◆ TASK DESCRIPTION
From the listing below, tally the lines that include "Small". Return only the total.

[START PROVIDED DATA]

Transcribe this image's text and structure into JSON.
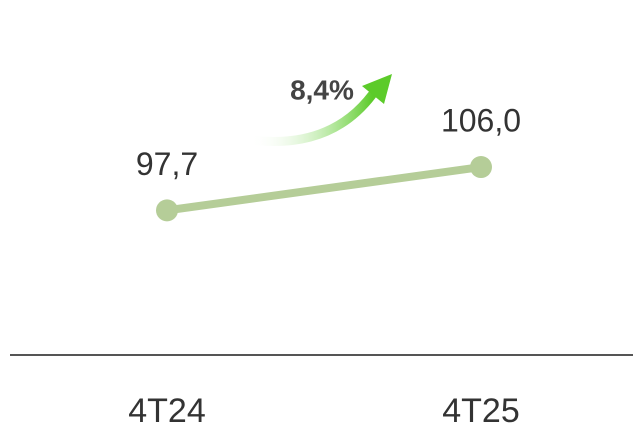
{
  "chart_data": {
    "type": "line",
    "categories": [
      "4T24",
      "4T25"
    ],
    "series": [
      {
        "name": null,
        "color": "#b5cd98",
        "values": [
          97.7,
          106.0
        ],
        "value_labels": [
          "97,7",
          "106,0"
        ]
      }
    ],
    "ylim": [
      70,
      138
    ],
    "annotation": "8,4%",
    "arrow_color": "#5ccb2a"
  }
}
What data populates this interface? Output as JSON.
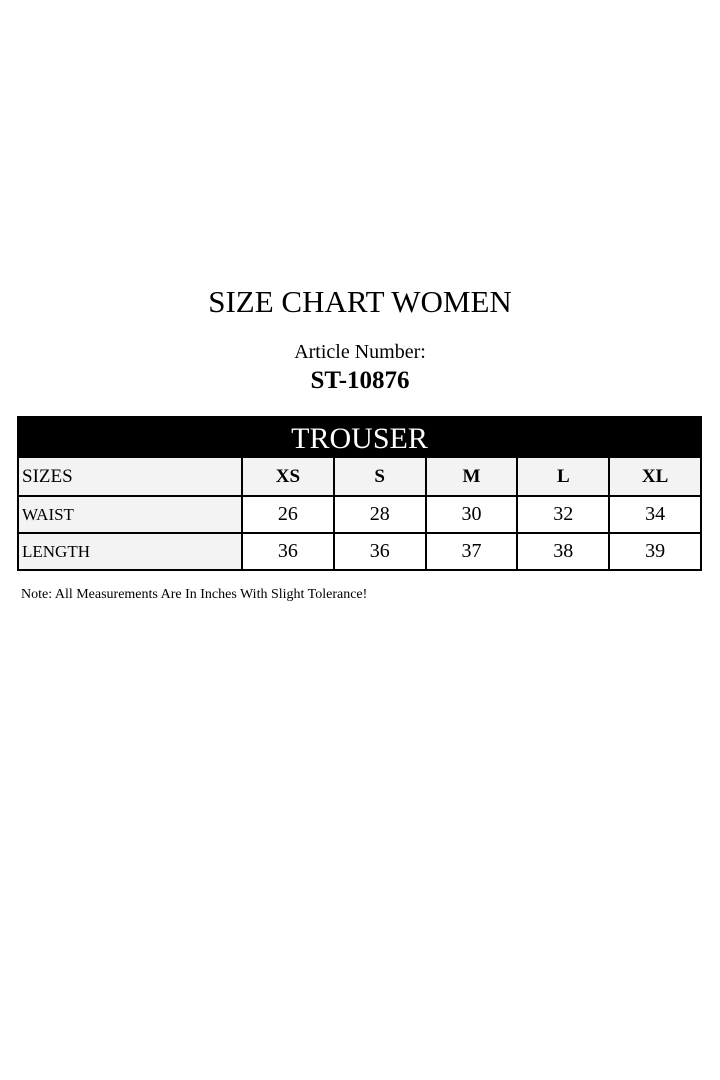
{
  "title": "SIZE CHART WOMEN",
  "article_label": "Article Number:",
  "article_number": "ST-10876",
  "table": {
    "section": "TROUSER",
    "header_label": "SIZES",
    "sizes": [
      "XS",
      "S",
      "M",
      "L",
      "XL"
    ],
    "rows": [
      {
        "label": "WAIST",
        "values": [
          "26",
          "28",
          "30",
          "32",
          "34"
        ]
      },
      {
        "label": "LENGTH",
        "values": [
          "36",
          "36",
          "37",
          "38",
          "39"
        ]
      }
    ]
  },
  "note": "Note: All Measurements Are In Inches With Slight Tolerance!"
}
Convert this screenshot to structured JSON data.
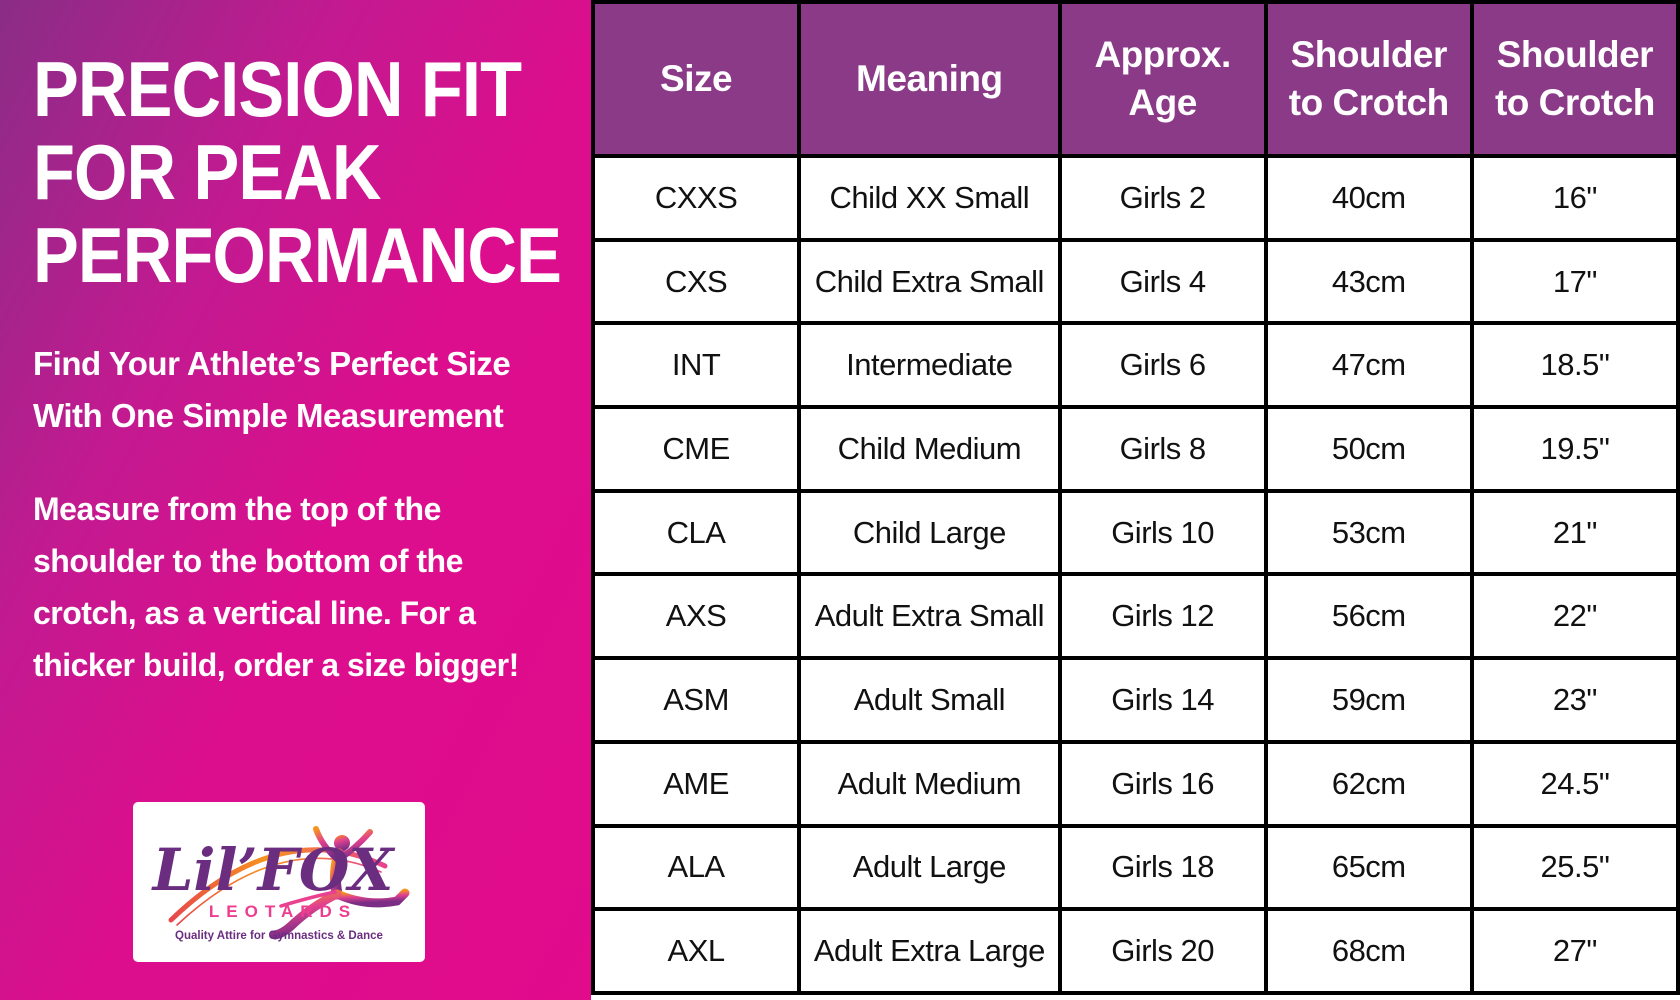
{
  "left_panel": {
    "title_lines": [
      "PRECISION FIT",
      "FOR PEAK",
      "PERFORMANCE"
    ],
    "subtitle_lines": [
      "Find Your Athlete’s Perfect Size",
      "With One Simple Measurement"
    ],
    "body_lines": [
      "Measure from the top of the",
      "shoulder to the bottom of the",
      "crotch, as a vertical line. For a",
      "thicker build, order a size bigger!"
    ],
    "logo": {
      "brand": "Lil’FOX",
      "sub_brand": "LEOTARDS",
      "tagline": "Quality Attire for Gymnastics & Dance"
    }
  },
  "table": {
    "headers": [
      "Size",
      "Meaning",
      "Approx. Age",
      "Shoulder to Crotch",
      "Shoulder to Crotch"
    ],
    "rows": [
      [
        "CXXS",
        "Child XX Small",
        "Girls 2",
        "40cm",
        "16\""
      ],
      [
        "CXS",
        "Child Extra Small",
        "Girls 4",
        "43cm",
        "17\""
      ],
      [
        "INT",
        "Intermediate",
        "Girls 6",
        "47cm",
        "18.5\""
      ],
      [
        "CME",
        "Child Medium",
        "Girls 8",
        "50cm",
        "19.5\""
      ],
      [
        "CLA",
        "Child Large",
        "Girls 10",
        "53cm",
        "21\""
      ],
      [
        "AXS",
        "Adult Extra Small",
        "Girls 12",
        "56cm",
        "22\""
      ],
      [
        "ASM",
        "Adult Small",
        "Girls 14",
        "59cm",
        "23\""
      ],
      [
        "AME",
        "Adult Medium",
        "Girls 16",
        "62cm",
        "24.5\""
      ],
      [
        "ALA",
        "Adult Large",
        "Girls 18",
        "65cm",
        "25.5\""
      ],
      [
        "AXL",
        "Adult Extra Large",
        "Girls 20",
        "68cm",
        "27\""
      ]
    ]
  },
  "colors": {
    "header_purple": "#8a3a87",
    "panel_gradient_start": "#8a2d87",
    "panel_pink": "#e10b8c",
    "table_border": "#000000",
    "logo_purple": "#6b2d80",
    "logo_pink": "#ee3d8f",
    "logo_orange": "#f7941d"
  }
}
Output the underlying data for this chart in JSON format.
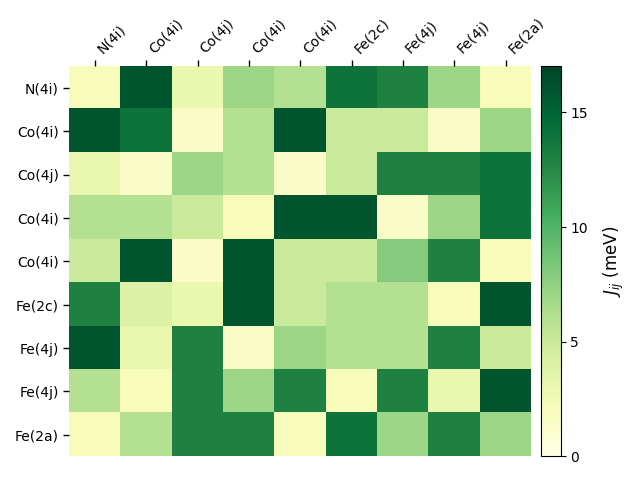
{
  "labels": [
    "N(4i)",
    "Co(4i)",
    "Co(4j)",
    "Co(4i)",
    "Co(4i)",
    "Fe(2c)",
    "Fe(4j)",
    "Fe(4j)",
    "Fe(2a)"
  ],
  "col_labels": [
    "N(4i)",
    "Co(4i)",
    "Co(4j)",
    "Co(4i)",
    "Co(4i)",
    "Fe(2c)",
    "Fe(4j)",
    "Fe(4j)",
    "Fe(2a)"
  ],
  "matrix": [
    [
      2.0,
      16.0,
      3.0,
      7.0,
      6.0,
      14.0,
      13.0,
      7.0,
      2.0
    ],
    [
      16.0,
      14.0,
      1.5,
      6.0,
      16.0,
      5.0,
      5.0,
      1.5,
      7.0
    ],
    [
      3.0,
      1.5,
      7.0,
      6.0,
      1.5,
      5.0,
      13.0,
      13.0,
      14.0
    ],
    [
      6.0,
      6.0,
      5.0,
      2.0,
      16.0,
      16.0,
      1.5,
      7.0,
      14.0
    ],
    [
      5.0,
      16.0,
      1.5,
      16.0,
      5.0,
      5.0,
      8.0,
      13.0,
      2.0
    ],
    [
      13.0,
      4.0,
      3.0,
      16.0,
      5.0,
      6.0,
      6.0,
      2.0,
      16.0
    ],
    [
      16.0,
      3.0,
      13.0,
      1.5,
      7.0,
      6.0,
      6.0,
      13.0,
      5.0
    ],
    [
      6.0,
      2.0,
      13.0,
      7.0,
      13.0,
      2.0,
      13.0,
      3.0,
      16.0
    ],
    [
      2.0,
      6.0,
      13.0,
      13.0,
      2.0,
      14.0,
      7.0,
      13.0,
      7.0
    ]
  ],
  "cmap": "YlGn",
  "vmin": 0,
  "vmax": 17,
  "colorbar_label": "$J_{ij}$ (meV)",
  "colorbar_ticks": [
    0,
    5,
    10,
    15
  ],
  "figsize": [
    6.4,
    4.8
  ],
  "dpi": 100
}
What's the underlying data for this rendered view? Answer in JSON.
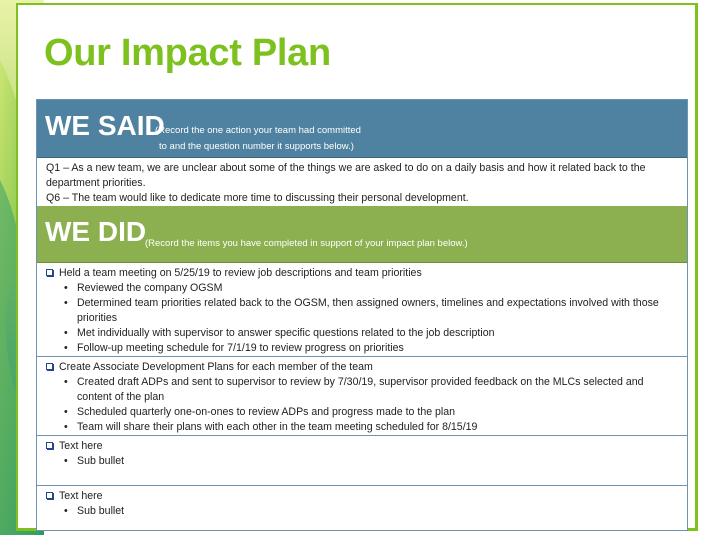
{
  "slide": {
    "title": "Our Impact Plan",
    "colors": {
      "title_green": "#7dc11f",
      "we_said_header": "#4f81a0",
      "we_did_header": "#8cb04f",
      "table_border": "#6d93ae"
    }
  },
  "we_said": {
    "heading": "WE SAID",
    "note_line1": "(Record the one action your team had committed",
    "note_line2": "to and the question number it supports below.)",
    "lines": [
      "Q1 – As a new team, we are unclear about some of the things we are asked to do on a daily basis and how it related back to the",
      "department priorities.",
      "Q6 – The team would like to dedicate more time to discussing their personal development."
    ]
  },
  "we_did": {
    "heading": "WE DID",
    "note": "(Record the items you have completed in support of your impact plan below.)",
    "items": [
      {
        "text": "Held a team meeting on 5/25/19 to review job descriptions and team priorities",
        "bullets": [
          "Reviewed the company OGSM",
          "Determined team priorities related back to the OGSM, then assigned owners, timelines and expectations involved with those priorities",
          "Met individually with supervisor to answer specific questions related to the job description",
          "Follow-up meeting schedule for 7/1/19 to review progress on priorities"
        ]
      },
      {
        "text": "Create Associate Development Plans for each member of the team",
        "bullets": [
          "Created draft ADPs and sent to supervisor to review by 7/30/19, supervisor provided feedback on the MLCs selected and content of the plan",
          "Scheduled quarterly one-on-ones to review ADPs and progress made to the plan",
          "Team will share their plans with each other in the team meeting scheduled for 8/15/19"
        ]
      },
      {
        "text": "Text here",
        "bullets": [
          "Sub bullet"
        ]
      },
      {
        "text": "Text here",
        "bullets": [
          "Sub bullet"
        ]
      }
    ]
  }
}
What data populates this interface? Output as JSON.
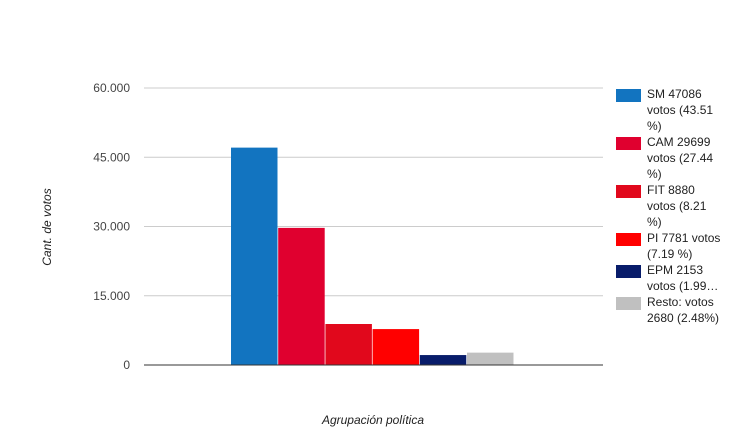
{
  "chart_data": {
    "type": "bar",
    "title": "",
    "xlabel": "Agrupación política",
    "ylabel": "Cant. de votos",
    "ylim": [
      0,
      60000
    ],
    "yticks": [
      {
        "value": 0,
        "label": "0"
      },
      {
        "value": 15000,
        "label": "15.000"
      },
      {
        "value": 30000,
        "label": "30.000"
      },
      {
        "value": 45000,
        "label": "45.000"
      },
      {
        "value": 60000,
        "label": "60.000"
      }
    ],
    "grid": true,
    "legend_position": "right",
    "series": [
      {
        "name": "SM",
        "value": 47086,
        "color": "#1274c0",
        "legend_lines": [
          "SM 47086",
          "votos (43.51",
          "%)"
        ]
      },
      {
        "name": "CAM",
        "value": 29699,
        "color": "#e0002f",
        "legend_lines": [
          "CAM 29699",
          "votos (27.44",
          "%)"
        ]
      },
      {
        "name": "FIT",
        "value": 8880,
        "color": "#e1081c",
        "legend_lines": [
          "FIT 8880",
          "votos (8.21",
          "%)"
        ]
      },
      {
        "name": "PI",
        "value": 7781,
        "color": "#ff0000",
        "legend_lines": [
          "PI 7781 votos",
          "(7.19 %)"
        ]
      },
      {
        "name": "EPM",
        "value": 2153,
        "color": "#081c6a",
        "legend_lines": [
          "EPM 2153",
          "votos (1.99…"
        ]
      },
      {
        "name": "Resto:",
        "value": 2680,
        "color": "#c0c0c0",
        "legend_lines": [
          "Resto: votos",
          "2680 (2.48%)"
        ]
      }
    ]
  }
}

[END PROVIDED DATA]

◆ CORRECT ANSWER
4